■ Work required
Pull out every line in the data that has the string "кварталов" in it.

■ Excerpted records

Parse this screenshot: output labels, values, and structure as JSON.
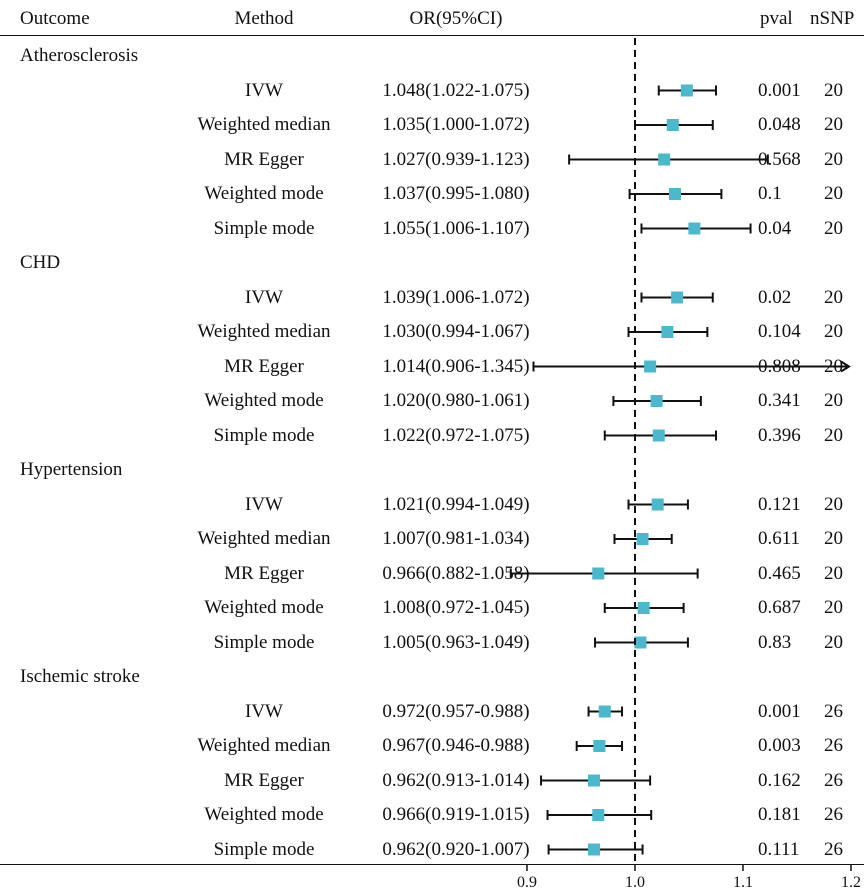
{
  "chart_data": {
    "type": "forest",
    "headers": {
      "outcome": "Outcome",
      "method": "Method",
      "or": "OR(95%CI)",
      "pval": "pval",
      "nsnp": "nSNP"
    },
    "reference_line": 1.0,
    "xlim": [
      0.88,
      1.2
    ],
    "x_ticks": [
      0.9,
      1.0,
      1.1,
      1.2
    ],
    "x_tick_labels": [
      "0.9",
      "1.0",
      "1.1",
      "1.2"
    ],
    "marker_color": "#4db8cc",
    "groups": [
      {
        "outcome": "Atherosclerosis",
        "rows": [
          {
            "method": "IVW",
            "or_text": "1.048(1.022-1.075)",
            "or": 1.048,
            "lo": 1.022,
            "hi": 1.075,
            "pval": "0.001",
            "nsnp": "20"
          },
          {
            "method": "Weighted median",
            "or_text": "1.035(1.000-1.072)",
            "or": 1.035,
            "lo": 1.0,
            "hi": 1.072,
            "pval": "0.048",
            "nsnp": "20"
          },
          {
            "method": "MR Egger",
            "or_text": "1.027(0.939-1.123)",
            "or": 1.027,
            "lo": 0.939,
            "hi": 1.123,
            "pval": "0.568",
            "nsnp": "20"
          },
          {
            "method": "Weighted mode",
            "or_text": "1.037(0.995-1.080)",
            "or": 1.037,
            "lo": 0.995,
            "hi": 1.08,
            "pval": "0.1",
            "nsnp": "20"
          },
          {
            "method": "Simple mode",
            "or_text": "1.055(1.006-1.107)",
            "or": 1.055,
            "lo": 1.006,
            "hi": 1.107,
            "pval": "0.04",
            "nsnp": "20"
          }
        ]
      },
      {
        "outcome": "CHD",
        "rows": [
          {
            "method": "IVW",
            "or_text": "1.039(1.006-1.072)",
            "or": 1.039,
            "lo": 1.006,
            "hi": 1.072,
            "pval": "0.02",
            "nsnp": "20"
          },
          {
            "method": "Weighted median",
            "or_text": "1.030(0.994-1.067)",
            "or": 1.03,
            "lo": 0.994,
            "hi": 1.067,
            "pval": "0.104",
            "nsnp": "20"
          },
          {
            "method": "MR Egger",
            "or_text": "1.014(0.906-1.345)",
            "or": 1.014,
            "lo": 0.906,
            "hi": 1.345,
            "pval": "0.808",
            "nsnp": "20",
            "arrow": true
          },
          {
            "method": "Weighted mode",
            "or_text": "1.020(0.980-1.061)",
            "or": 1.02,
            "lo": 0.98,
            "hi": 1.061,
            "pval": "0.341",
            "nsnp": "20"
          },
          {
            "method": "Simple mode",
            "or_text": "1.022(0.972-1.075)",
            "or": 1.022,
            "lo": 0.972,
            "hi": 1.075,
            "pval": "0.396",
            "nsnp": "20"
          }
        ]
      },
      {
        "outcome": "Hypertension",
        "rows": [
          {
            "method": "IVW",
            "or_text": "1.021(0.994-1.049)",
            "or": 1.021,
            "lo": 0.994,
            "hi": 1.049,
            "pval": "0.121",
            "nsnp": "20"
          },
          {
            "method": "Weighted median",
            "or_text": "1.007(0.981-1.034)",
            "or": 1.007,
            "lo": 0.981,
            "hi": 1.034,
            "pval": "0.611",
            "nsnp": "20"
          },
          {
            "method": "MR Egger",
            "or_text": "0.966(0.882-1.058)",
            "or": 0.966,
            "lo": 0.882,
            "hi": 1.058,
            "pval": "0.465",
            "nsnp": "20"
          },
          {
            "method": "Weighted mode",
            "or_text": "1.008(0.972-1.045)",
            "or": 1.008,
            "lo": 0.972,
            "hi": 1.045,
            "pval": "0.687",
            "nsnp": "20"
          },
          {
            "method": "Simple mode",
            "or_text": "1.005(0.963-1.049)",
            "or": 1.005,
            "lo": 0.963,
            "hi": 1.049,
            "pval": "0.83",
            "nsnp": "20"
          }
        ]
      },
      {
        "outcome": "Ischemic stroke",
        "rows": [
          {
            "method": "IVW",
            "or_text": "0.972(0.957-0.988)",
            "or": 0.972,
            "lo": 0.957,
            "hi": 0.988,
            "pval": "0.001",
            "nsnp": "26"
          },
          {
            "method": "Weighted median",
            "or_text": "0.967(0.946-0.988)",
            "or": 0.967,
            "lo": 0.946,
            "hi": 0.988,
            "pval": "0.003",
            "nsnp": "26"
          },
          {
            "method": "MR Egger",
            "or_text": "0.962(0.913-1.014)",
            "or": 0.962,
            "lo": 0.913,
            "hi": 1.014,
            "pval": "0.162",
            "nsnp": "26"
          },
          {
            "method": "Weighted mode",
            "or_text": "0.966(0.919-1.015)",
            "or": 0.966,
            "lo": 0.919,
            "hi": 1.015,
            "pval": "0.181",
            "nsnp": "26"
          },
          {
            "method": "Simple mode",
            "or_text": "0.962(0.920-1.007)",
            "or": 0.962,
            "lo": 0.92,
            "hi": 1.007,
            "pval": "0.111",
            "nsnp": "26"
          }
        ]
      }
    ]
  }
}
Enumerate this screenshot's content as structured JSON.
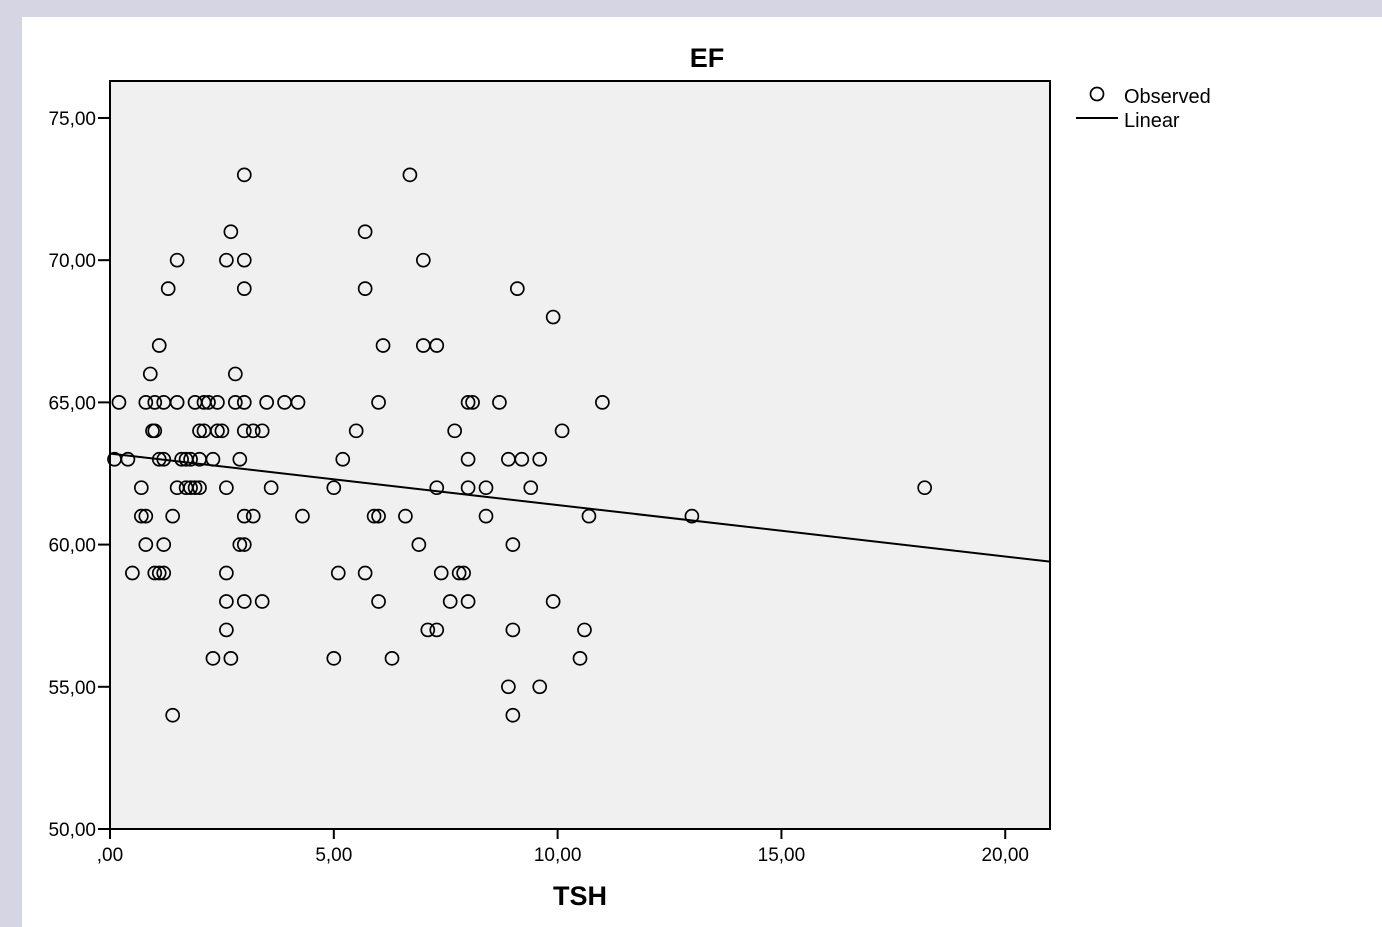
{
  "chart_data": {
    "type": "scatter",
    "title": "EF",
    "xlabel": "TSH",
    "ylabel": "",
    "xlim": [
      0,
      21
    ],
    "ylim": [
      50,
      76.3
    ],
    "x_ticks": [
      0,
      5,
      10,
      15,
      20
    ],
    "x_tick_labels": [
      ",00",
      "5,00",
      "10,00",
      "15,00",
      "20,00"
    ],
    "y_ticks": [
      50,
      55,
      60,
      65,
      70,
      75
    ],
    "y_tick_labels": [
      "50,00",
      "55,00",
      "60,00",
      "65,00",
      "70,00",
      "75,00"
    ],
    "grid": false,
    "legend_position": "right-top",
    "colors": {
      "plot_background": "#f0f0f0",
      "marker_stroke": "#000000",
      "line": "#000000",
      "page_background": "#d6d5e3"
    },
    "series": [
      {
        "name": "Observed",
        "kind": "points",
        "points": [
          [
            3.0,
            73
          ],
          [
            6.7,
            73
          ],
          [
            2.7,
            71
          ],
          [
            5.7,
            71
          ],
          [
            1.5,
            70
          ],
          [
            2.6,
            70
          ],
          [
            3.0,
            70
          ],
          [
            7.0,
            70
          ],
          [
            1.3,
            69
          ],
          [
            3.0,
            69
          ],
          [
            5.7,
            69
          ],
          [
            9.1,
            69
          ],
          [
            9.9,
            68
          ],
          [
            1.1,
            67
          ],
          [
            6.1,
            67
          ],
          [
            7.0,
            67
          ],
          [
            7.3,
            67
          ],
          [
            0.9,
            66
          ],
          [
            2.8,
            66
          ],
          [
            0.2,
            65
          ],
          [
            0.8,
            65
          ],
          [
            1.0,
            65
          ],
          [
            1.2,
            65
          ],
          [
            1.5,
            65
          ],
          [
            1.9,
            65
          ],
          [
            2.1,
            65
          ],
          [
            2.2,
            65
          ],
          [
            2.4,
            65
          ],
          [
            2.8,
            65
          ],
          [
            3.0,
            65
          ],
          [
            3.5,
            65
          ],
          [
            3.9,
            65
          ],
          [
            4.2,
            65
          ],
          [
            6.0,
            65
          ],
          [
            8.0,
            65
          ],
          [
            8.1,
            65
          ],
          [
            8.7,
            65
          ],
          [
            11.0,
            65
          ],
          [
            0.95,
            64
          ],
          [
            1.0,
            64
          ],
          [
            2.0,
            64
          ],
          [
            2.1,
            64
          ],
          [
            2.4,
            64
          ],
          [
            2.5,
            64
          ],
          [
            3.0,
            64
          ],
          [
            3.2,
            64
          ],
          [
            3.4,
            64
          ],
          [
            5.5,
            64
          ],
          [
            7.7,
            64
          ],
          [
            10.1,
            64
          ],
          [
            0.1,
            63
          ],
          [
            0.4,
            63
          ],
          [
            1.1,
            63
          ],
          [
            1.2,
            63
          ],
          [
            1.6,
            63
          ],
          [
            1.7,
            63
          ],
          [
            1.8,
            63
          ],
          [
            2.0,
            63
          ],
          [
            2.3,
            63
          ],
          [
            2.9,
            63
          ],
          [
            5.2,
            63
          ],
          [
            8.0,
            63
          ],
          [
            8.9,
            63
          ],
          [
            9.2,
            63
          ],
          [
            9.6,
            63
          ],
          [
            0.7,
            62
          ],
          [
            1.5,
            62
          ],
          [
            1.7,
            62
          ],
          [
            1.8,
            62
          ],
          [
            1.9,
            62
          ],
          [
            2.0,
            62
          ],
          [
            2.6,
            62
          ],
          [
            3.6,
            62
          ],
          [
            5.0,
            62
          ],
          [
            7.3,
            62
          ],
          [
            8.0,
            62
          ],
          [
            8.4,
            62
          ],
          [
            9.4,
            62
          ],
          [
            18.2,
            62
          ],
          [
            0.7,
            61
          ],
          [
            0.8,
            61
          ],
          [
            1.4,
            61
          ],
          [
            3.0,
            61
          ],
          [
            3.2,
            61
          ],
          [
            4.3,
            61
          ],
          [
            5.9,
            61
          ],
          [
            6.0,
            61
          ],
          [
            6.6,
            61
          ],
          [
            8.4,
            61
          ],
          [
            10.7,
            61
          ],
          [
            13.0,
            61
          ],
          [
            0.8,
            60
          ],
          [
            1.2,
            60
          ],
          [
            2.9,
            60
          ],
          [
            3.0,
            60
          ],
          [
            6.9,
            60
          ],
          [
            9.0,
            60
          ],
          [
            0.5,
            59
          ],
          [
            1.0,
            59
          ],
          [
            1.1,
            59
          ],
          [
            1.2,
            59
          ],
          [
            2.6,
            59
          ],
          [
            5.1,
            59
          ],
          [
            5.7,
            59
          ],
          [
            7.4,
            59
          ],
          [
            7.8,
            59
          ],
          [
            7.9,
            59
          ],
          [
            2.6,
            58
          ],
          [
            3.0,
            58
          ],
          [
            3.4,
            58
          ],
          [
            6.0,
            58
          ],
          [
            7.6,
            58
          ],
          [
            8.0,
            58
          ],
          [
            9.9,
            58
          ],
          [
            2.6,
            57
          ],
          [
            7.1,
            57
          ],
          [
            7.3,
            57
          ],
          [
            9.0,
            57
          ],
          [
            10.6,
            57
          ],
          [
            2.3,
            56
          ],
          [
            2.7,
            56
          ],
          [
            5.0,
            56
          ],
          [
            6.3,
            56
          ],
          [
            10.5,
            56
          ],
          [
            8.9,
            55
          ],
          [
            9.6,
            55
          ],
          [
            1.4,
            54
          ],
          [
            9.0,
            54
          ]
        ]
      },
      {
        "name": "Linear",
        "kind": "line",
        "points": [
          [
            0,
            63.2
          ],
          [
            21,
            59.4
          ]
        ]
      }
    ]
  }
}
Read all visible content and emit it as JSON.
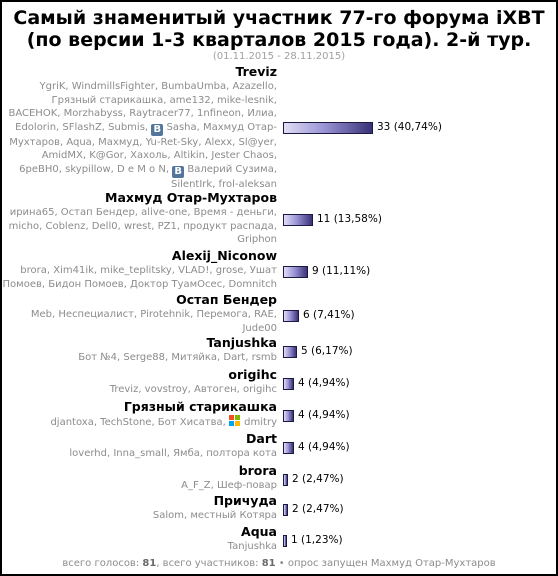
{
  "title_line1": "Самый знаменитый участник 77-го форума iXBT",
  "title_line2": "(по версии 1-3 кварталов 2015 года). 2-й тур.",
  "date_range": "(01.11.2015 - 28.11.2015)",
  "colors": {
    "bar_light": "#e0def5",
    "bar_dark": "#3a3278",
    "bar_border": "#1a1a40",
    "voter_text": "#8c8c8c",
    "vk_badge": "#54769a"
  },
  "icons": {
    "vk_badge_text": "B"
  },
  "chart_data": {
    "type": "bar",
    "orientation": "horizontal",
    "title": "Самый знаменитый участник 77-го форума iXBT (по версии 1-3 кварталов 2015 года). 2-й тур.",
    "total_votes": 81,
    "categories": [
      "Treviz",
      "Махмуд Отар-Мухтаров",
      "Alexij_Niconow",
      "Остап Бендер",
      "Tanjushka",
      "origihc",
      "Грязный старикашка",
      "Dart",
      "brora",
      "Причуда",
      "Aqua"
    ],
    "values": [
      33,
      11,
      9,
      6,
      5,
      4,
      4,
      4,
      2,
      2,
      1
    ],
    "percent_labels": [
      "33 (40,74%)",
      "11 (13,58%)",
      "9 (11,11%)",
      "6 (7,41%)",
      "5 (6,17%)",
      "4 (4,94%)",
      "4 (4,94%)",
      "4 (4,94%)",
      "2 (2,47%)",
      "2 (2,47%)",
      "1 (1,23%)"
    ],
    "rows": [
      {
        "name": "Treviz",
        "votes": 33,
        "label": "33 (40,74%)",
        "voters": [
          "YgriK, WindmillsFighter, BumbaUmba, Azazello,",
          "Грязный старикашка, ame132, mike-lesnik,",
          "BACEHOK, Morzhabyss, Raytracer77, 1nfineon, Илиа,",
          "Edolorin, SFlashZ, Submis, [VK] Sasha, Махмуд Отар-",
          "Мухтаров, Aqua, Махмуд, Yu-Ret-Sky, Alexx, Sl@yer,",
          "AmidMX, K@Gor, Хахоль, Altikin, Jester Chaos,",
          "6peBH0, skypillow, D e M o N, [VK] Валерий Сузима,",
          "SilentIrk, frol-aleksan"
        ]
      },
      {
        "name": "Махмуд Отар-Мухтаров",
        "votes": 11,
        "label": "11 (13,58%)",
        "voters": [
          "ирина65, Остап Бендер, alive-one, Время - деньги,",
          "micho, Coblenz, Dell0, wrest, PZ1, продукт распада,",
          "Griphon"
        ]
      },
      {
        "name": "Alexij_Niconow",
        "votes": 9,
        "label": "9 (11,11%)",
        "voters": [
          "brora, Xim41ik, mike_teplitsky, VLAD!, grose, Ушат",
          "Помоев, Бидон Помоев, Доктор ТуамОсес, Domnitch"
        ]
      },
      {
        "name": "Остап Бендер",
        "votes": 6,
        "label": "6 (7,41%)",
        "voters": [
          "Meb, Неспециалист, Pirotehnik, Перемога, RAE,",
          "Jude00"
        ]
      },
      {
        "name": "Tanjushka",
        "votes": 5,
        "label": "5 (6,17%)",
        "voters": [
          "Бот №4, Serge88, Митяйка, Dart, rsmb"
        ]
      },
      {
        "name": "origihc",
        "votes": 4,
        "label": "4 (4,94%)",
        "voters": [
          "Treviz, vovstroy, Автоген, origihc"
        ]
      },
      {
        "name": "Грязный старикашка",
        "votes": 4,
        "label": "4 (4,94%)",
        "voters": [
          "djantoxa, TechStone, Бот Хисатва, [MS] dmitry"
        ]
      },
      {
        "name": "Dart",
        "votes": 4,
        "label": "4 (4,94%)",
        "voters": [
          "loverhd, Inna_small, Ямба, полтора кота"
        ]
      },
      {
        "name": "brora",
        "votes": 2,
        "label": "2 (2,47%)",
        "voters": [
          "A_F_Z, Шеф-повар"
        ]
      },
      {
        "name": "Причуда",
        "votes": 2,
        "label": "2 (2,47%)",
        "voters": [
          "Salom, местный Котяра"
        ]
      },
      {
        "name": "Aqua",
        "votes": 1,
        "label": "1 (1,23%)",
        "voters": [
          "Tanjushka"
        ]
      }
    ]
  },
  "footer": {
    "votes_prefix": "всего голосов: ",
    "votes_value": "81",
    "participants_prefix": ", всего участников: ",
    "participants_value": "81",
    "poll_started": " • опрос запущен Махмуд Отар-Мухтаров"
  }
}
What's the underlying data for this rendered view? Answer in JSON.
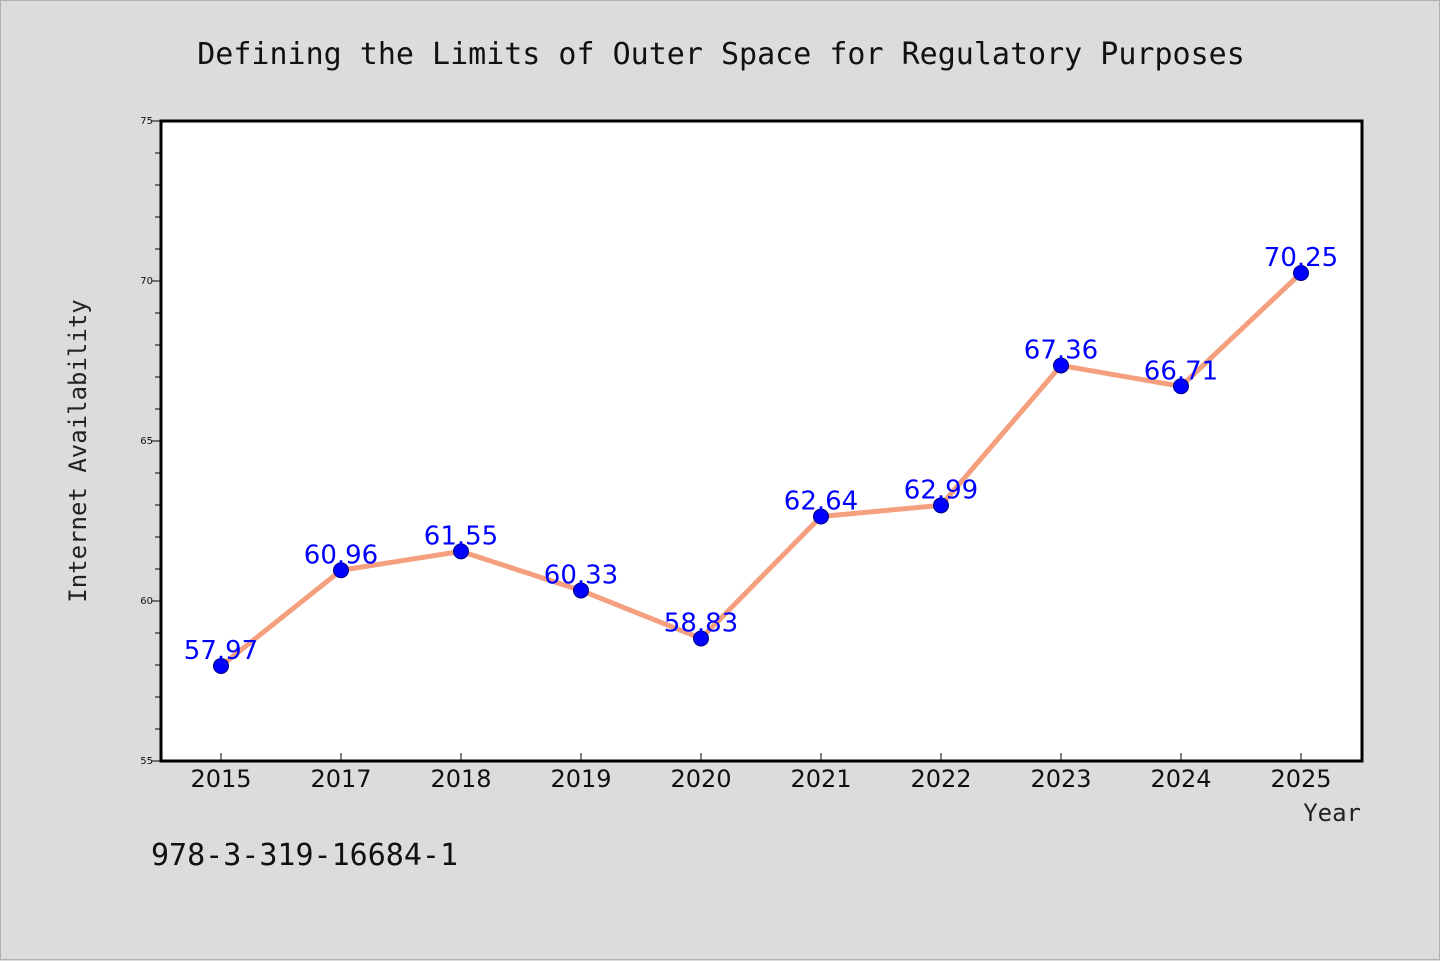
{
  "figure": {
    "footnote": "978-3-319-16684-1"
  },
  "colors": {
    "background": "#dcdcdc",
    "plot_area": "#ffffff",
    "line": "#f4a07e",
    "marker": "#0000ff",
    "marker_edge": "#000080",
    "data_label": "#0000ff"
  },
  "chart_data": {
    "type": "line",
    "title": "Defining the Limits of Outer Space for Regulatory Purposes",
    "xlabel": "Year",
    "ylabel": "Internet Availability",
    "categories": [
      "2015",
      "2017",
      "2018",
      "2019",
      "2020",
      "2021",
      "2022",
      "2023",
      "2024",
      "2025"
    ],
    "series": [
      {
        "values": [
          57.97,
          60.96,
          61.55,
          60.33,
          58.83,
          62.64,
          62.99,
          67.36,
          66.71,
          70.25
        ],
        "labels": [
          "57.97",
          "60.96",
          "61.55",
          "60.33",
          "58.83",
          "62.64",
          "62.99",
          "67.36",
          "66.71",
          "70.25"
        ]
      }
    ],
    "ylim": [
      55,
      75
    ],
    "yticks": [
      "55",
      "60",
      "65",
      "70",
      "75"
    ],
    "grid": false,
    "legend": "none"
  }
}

■ Exercise solution
  "title_line2": "(по версии 1-3 кварталов 2015 года). 2-й тур.",
    "title": "Самый знаменитый участник 77-го форума iXBT (по версии 1-3 кварталов 2015 года). 2-й тур.",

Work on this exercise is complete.